* start Exercise materials *

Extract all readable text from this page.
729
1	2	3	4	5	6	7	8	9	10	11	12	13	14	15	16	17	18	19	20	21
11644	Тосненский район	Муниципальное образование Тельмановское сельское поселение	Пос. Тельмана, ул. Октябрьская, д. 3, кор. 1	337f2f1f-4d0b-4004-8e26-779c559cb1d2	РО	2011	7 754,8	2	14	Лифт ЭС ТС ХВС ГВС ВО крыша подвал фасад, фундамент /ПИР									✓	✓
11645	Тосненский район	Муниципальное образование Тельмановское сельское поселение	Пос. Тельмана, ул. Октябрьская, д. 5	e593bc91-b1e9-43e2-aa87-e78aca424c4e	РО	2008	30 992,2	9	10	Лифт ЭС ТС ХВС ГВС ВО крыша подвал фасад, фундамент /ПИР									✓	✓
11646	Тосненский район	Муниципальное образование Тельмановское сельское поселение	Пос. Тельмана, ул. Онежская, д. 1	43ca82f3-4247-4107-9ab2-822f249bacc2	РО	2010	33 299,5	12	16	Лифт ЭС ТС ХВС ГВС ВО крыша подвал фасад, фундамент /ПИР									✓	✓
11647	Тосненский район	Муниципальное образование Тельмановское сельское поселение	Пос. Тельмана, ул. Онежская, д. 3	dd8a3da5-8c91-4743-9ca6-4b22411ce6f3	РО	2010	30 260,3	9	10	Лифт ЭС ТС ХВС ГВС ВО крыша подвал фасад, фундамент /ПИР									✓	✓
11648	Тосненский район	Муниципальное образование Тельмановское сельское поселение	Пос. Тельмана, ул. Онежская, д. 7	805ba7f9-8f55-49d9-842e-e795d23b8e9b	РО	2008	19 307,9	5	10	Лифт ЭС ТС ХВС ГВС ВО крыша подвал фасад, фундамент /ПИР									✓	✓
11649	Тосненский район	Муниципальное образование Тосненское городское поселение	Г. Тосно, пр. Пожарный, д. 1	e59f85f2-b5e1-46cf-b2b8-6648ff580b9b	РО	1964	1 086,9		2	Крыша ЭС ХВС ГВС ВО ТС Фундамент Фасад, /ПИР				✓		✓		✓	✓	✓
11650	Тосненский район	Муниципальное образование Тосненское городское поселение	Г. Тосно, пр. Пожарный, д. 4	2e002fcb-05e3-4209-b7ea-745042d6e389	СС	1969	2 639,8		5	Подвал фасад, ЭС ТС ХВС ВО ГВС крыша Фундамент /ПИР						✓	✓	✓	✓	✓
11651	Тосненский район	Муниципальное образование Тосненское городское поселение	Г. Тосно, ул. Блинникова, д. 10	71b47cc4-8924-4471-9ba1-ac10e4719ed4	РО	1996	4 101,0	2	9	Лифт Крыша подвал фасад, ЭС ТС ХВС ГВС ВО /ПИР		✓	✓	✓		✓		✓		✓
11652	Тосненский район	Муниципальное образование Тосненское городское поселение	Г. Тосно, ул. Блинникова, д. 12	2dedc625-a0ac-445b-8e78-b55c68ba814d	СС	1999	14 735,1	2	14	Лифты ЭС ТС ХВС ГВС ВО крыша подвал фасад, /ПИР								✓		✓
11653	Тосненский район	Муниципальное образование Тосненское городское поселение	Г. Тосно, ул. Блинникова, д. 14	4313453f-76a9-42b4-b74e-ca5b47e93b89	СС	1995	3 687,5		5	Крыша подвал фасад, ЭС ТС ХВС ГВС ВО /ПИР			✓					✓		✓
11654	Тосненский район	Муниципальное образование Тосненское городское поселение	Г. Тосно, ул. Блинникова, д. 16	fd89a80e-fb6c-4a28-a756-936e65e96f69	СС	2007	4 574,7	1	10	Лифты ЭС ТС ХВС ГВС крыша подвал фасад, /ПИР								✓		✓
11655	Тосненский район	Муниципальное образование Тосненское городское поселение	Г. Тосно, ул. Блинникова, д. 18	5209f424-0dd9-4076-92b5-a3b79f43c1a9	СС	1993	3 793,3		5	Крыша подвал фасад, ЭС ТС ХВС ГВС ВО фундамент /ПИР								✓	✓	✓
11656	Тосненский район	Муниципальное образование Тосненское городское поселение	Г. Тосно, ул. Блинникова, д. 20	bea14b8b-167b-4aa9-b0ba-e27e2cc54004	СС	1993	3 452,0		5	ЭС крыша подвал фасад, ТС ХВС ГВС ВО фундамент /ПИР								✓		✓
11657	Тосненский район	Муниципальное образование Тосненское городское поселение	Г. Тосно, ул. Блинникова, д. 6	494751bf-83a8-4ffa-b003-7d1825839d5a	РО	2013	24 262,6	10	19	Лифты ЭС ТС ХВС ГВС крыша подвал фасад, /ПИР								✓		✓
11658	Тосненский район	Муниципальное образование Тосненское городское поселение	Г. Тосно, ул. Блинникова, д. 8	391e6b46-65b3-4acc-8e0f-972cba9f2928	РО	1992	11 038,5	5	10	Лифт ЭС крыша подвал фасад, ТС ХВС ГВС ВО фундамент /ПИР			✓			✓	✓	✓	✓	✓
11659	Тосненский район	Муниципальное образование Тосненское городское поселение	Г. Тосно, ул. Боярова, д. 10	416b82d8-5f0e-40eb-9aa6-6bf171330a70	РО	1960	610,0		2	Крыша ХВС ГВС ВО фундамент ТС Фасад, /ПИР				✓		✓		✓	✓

* end Exercise materials *

_Brief_
Write down the full listing again, exactly.

_Result_
Extract all readable text from this page.
729
1	2	3	4	5	6	7	8	9	10	11	12	13	14	15	16	17	18	19	20	21
11644	Тосненский район	Муниципальное образование Тельмановское сельское поселение	Пос. Тельмана, ул. Октябрьская, д. 3, кор. 1	337f2f1f-4d0b-4004-8e26-779c559cb1d2	РО	2011	7 754,8	2	14	Лифт ЭС ТС ХВС ГВС ВО крыша подвал фасад, фундамент /ПИР									✓	✓
11645	Тосненский район	Муниципальное образование Тельмановское сельское поселение	Пос. Тельмана, ул. Октябрьская, д. 5	e593bc91-b1e9-43e2-aa87-e78aca424c4e	РО	2008	30 992,2	9	10	Лифт ЭС ТС ХВС ГВС ВО крыша подвал фасад, фундамент /ПИР									✓	✓
11646	Тосненский район	Муниципальное образование Тельмановское сельское поселение	Пос. Тельмана, ул. Онежская, д. 1	43ca82f3-4247-4107-9ab2-822f249bacc2	РО	2010	33 299,5	12	16	Лифт ЭС ТС ХВС ГВС ВО крыша подвал фасад, фундамент /ПИР									✓	✓
11647	Тосненский район	Муниципальное образование Тельмановское сельское поселение	Пос. Тельмана, ул. Онежская, д. 3	dd8a3da5-8c91-4743-9ca6-4b22411ce6f3	РО	2010	30 260,3	9	10	Лифт ЭС ТС ХВС ГВС ВО крыша подвал фасад, фундамент /ПИР									✓	✓
11648	Тосненский район	Муниципальное образование Тельмановское сельское поселение	Пос. Тельмана, ул. Онежская, д. 7	805ba7f9-8f55-49d9-842e-e795d23b8e9b	РО	2008	19 307,9	5	10	Лифт ЭС ТС ХВС ГВС ВО крыша подвал фасад, фундамент /ПИР									✓	✓
11649	Тосненский район	Муниципальное образование Тосненское городское поселение	Г. Тосно, пр. Пожарный, д. 1	e59f85f2-b5e1-46cf-b2b8-6648ff580b9b	РО	1964	1 086,9		2	Крыша ЭС ХВС ГВС ВО ТС Фундамент Фасад, /ПИР				✓		✓		✓	✓	✓
11650	Тосненский район	Муниципальное образование Тосненское городское поселение	Г. Тосно, пр. Пожарный, д. 4	2e002fcb-05e3-4209-b7ea-745042d6e389	СС	1969	2 639,8		5	Подвал фасад, ЭС ТС ХВС ВО ГВС крыша Фундамент /ПИР						✓	✓	✓	✓	✓
11651	Тосненский район	Муниципальное образование Тосненское городское поселение	Г. Тосно, ул. Блинникова, д. 10	71b47cc4-8924-4471-9ba1-ac10e4719ed4	РО	1996	4 101,0	2	9	Лифт Крыша подвал фасад, ЭС ТС ХВС ГВС ВО /ПИР		✓	✓	✓		✓		✓		✓
11652	Тосненский район	Муниципальное образование Тосненское городское поселение	Г. Тосно, ул. Блинникова, д. 12	2dedc625-a0ac-445b-8e78-b55c68ba814d	СС	1999	14 735,1	2	14	Лифты ЭС ТС ХВС ГВС ВО крыша подвал фасад, /ПИР								✓		✓
11653	Тосненский район	Муниципальное образование Тосненское городское поселение	Г. Тосно, ул. Блинникова, д. 14	4313453f-76a9-42b4-b74e-ca5b47e93b89	СС	1995	3 687,5		5	Крыша подвал фасад, ЭС ТС ХВС ГВС ВО /ПИР			✓					✓		✓
11654	Тосненский район	Муниципальное образование Тосненское городское поселение	Г. Тосно, ул. Блинникова, д. 16	fd89a80e-fb6c-4a28-a756-936e65e96f69	СС	2007	4 574,7	1	10	Лифты ЭС ТС ХВС ГВС крыша подвал фасад, /ПИР								✓		✓
11655	Тосненский район	Муниципальное образование Тосненское городское поселение	Г. Тосно, ул. Блинникова, д. 18	5209f424-0dd9-4076-92b5-a3b79f43c1a9	СС	1993	3 793,3		5	Крыша подвал фасад, ЭС ТС ХВС ГВС ВО фундамент /ПИР								✓	✓	✓
11656	Тосненский район	Муниципальное образование Тосненское городское поселение	Г. Тосно, ул. Блинникова, д. 20	bea14b8b-167b-4aa9-b0ba-e27e2cc54004	СС	1993	3 452,0		5	ЭС крыша подвал фасад, ТС ХВС ГВС ВО фундамент /ПИР								✓		✓
11657	Тосненский район	Муниципальное образование Тосненское городское поселение	Г. Тосно, ул. Блинникова, д. 6	494751bf-83a8-4ffa-b003-7d1825839d5a	РО	2013	24 262,6	10	19	Лифты ЭС ТС ХВС ГВС крыша подвал фасад, /ПИР								✓		✓
11658	Тосненский район	Муниципальное образование Тосненское городское поселение	Г. Тосно, ул. Блинникова, д. 8	391e6b46-65b3-4acc-8e0f-972cba9f2928	РО	1992	11 038,5	5	10	Лифт ЭС крыша подвал фасад, ТС ХВС ГВС ВО фундамент /ПИР			✓			✓	✓	✓	✓	✓
11659	Тосненский район	Муниципальное образование Тосненское городское поселение	Г. Тосно, ул. Боярова, д. 10	416b82d8-5f0e-40eb-9aa6-6bf171330a70	РО	1960	610,0		2	Крыша ХВС ГВС ВО фундамент ТС Фасад, /ПИР				✓		✓		✓	✓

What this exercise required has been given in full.